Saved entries
+++++

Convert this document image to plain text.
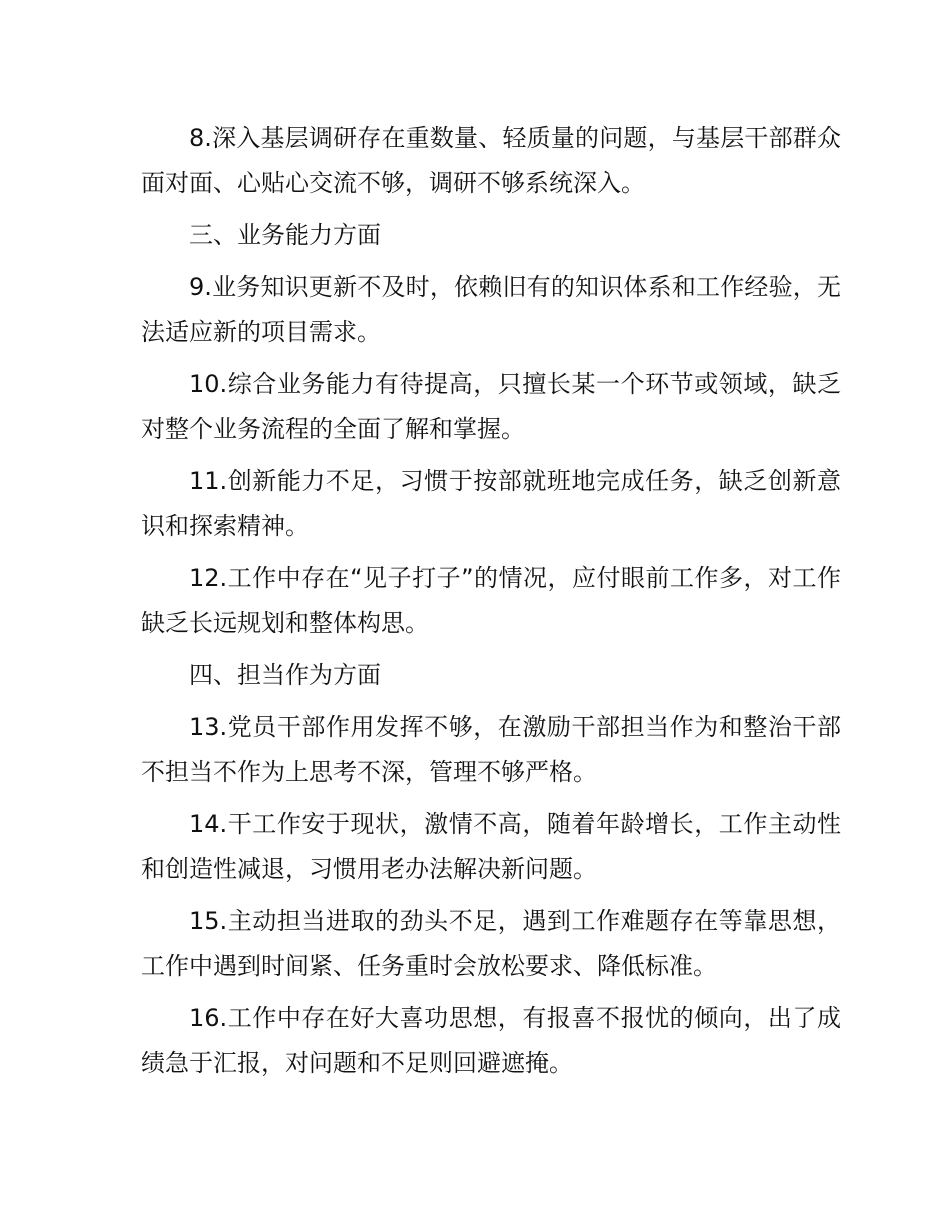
8.深入基层调研存在重数量、轻质量的问题，与基层干部群众面对面、心贴心交流不够，调研不够系统深入。

三、业务能力方面

9.业务知识更新不及时，依赖旧有的知识体系和工作经验，无法适应新的项目需求。

10.综合业务能力有待提高，只擅长某一个环节或领域，缺乏对整个业务流程的全面了解和掌握。

11.创新能力不足，习惯于按部就班地完成任务，缺乏创新意识和探索精神。

12.工作中存在“见子打子”的情况，应付眼前工作多，对工作缺乏长远规划和整体构思。

四、担当作为方面

13.党员干部作用发挥不够，在激励干部担当作为和整治干部不担当不作为上思考不深，管理不够严格。

14.干工作安于现状，激情不高，随着年龄增长，工作主动性和创造性减退，习惯用老办法解决新问题。

15.主动担当进取的劲头不足，遇到工作难题存在等靠思想，工作中遇到时间紧、任务重时会放松要求、降低标准。

16.工作中存在好大喜功思想，有报喜不报忧的倾向，出了成绩急于汇报，对问题和不足则回避遮掩。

+++++

** Directive **
Quote the full listing above word for word; exclude every picture from the copy.

** Written answer **
Convert this document image to plain text.
8.深入基层调研存在重数量、轻质量的问题，与基层干部群众面对面、心贴心交流不够，调研不够系统深入。

三、业务能力方面

9.业务知识更新不及时，依赖旧有的知识体系和工作经验，无法适应新的项目需求。

10.综合业务能力有待提高，只擅长某一个环节或领域，缺乏对整个业务流程的全面了解和掌握。

11.创新能力不足，习惯于按部就班地完成任务，缺乏创新意识和探索精神。

12.工作中存在“见子打子”的情况，应付眼前工作多，对工作缺乏长远规划和整体构思。

四、担当作为方面

13.党员干部作用发挥不够，在激励干部担当作为和整治干部不担当不作为上思考不深，管理不够严格。

14.干工作安于现状，激情不高，随着年龄增长，工作主动性和创造性减退，习惯用老办法解决新问题。

15.主动担当进取的劲头不足，遇到工作难题存在等靠思想，工作中遇到时间紧、任务重时会放松要求、降低标准。

16.工作中存在好大喜功思想，有报喜不报忧的倾向，出了成绩急于汇报，对问题和不足则回避遮掩。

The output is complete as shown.